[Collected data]
Start
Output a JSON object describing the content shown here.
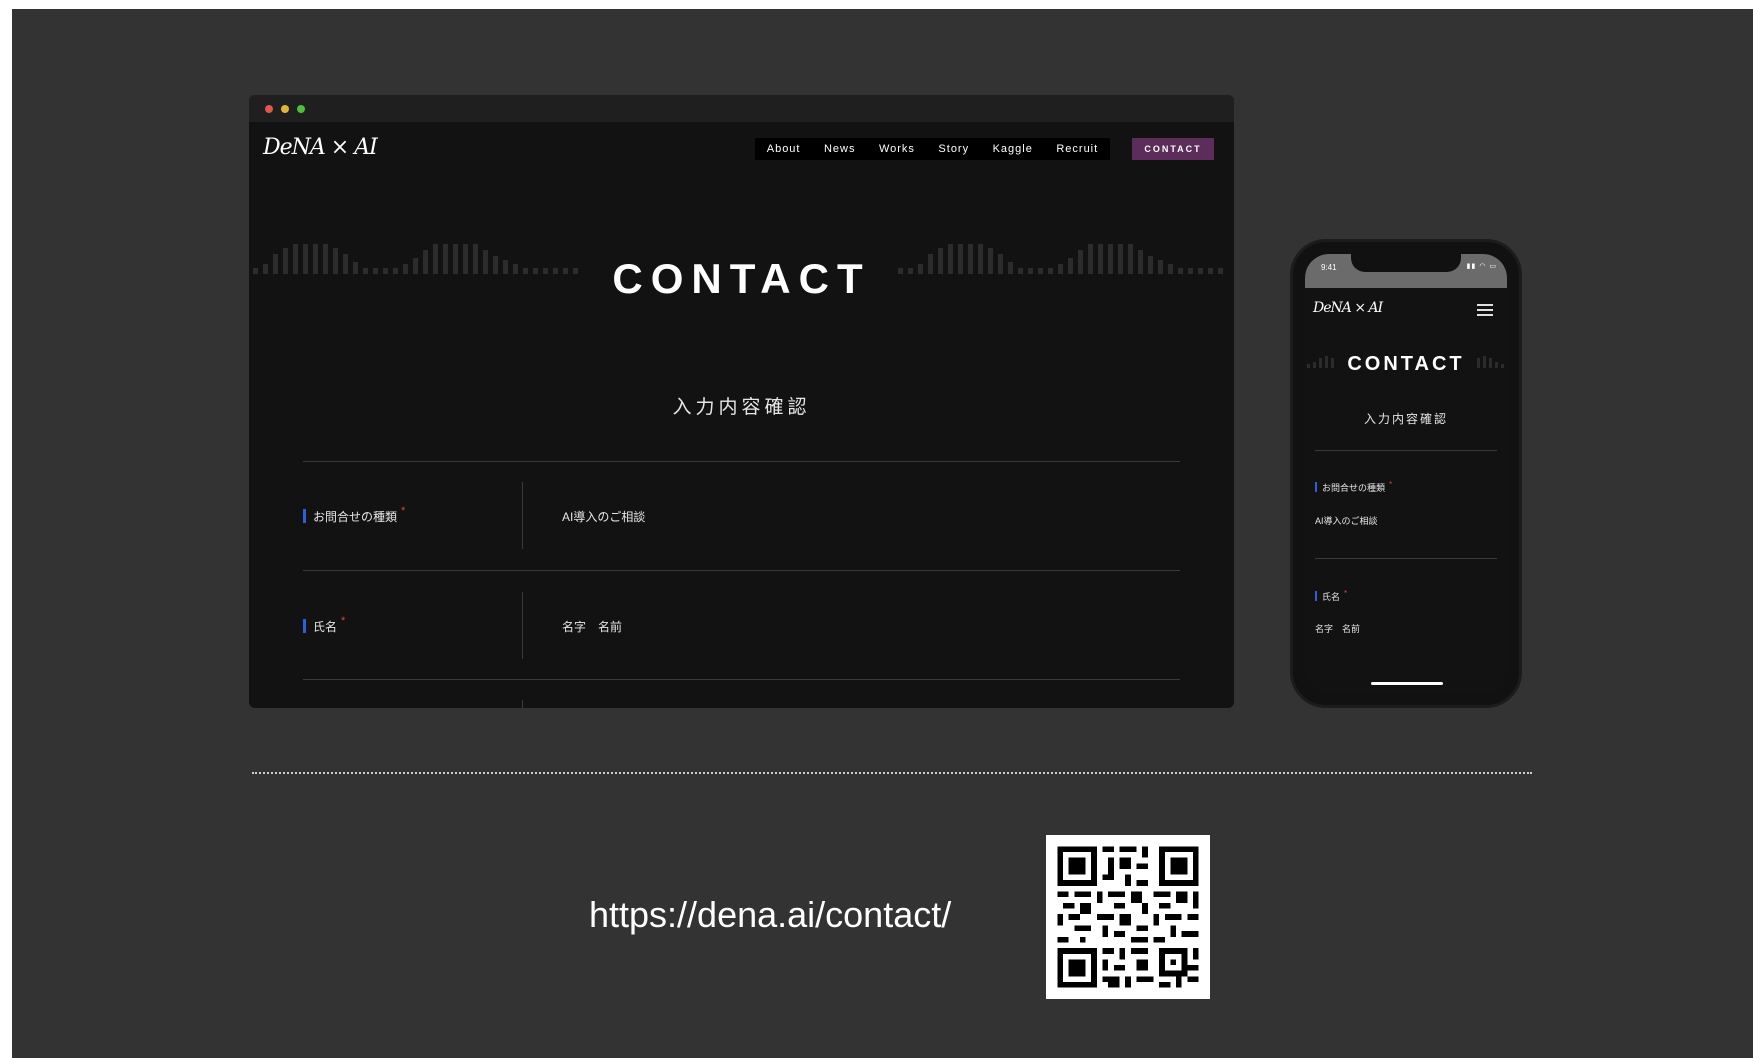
{
  "desktop": {
    "logo": "DeNA × AI",
    "nav": [
      "About",
      "News",
      "Works",
      "Story",
      "Kaggle",
      "Recruit"
    ],
    "contact_button": "CONTACT",
    "hero_title": "CONTACT",
    "confirm_heading": "入力内容確認",
    "fields": [
      {
        "label": "お問合せの種類",
        "required": "*",
        "value": "AI導入のご相談"
      },
      {
        "label": "氏名",
        "required": "*",
        "value": "名字　名前"
      }
    ]
  },
  "mobile": {
    "time": "9:41",
    "logo": "DeNA × AI",
    "hero_title": "CONTACT",
    "confirm_heading": "入力内容確認",
    "fields": [
      {
        "label": "お問合せの種類",
        "required": "*",
        "value": "AI導入のご相談"
      },
      {
        "label": "氏名",
        "required": "*",
        "value": "名字　名前"
      }
    ]
  },
  "footer": {
    "url": "https://dena.ai/contact/"
  },
  "colors": {
    "slide_bg": "#333333",
    "contact_button_bg": "#5c2c5b",
    "label_accent": "#2f5fd6",
    "required_mark": "#e0443e"
  }
}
End
## Task brief
Restate the whole listing above exactly, except for its images.

## Output for this task
Output a JSON object describing the content shown here.
{
  "desktop": {
    "logo": "DeNA × AI",
    "nav": [
      "About",
      "News",
      "Works",
      "Story",
      "Kaggle",
      "Recruit"
    ],
    "contact_button": "CONTACT",
    "hero_title": "CONTACT",
    "confirm_heading": "入力内容確認",
    "fields": [
      {
        "label": "お問合せの種類",
        "required": "*",
        "value": "AI導入のご相談"
      },
      {
        "label": "氏名",
        "required": "*",
        "value": "名字　名前"
      }
    ]
  },
  "mobile": {
    "time": "9:41",
    "logo": "DeNA × AI",
    "hero_title": "CONTACT",
    "confirm_heading": "入力内容確認",
    "fields": [
      {
        "label": "お問合せの種類",
        "required": "*",
        "value": "AI導入のご相談"
      },
      {
        "label": "氏名",
        "required": "*",
        "value": "名字　名前"
      }
    ]
  },
  "footer": {
    "url": "https://dena.ai/contact/"
  },
  "colors": {
    "slide_bg": "#333333",
    "contact_button_bg": "#5c2c5b",
    "label_accent": "#2f5fd6",
    "required_mark": "#e0443e"
  }
}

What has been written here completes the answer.